**Problem description**
Copy each line of the entries beneath that contains the word "Θεὸν".

**Collected data**

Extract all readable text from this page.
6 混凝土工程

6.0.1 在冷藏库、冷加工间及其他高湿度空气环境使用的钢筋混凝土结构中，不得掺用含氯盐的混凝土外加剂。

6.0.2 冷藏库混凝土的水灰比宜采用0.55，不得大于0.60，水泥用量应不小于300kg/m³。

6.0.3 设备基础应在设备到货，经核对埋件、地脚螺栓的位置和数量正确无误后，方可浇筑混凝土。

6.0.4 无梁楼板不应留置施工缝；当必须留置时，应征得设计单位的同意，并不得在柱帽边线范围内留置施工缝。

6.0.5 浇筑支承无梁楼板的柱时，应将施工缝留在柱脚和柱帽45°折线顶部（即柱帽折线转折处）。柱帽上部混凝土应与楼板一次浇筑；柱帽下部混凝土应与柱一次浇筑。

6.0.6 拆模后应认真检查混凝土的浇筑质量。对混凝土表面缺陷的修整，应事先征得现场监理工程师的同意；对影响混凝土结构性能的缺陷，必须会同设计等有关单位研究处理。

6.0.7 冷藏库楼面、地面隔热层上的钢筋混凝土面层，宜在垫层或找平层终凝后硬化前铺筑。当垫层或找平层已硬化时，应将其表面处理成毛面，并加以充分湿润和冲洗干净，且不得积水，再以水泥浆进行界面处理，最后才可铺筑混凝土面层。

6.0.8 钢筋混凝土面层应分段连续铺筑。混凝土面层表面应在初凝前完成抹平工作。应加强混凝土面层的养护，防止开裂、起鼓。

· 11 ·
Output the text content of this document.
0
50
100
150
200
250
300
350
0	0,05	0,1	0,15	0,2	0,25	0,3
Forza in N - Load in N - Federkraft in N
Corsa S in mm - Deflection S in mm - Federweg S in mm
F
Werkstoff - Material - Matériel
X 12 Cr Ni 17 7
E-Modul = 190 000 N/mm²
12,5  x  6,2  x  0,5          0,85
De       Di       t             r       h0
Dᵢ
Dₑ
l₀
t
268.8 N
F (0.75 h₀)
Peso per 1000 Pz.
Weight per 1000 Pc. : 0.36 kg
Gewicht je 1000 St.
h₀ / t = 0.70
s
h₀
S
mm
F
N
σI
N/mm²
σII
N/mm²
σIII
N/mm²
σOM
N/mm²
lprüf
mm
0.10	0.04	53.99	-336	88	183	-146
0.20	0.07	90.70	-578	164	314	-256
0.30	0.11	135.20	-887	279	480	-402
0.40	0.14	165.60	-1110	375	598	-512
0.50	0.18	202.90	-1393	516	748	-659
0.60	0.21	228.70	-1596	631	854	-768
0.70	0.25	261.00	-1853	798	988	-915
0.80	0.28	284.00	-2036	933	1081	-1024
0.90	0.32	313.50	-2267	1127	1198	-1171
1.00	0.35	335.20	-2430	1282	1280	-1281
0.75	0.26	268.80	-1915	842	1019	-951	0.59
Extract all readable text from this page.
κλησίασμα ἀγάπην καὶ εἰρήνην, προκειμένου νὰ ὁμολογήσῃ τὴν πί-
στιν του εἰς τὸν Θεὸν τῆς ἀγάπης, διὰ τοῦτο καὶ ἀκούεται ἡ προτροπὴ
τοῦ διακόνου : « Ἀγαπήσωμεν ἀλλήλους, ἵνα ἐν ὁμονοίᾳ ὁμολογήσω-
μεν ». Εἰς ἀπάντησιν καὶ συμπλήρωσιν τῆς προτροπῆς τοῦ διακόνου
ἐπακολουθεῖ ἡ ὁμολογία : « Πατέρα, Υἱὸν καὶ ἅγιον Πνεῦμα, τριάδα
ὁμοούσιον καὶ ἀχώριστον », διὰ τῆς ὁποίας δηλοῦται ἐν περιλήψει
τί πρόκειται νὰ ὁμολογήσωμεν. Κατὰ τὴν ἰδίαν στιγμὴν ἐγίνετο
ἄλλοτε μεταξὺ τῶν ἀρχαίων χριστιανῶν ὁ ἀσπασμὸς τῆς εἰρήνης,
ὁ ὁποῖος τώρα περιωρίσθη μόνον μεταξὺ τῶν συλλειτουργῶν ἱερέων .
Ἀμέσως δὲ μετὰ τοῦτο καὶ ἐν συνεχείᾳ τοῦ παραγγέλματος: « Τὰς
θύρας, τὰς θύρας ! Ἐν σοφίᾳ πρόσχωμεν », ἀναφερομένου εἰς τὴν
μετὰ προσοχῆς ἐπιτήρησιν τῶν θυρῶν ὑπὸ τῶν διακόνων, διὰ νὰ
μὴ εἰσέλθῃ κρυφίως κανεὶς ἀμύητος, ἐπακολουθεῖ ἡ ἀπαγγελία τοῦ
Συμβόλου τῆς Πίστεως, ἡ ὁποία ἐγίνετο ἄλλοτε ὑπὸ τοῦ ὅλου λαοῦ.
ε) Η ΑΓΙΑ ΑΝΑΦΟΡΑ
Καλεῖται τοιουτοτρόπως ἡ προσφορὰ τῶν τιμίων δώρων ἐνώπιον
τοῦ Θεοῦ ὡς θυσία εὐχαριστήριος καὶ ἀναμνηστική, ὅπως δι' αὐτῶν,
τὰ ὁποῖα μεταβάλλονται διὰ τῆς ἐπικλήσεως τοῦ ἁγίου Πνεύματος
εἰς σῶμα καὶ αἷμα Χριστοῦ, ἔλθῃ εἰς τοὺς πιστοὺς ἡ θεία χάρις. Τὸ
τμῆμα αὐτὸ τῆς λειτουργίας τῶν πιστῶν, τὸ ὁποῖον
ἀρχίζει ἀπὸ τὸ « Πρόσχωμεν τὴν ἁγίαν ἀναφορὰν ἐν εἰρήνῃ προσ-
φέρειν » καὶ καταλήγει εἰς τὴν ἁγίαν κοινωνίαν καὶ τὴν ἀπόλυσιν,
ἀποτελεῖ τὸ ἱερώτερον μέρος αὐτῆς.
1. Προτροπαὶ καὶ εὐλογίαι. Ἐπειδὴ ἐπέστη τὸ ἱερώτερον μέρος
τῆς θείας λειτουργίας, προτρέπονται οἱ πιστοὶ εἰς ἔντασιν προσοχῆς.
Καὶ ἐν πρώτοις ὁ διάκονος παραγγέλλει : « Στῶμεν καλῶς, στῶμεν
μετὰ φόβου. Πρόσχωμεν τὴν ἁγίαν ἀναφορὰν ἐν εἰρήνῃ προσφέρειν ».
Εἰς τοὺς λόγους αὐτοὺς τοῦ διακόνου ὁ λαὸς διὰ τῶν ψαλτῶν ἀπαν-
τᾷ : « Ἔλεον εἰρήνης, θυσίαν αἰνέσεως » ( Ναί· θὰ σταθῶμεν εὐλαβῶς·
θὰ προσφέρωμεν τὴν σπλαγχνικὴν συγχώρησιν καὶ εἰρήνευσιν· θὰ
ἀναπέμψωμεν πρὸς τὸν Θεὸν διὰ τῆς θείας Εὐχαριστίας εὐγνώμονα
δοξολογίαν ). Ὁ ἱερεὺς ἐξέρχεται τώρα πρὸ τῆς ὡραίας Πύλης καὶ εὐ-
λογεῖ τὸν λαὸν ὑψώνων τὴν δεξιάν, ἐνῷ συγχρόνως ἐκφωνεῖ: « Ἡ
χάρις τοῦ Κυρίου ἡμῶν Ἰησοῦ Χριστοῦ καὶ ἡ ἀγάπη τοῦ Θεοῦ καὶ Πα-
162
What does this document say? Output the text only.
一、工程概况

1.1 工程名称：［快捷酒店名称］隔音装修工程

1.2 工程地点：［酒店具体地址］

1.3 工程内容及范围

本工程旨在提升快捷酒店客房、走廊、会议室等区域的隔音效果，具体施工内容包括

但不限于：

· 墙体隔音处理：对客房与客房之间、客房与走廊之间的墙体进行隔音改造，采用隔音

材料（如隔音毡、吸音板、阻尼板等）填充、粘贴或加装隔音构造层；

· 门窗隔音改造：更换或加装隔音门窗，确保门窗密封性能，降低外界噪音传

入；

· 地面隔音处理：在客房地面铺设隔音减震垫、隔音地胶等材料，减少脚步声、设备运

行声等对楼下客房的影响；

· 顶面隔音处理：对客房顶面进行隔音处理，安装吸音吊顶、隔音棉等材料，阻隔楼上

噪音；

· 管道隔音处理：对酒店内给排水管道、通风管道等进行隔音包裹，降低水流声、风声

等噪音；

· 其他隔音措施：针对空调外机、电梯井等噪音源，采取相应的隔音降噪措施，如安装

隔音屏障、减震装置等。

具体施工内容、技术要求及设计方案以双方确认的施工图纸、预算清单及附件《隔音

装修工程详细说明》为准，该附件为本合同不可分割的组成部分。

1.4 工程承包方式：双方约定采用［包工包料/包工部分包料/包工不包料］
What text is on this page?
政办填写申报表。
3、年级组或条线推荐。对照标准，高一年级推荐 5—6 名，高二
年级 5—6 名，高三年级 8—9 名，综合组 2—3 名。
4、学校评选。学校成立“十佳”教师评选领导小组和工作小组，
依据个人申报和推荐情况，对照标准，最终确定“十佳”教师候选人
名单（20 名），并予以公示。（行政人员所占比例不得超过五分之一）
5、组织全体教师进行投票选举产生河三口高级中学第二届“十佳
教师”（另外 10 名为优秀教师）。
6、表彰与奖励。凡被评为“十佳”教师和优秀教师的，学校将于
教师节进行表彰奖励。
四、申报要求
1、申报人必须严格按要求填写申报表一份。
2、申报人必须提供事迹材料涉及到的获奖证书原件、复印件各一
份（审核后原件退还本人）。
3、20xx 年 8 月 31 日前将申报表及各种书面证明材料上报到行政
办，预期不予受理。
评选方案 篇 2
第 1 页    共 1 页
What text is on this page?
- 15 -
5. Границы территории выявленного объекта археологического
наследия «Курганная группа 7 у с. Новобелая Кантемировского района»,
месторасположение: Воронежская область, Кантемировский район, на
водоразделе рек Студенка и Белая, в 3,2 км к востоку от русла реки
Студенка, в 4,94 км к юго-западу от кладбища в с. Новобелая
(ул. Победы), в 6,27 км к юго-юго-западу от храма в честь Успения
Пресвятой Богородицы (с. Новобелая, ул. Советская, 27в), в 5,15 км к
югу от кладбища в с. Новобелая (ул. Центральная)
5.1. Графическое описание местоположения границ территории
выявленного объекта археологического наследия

**Task solution**
στιν του εἰς τὸν Θεὸν τῆς ἀγάπης, διὰ τοῦτο καὶ ἀκούεται ἡ προτροπὴ
ἀναπέμψωμεν πρὸς τὸν Θεὸν διὰ τῆς θείας Εὐχαριστίας εὐγνώμονα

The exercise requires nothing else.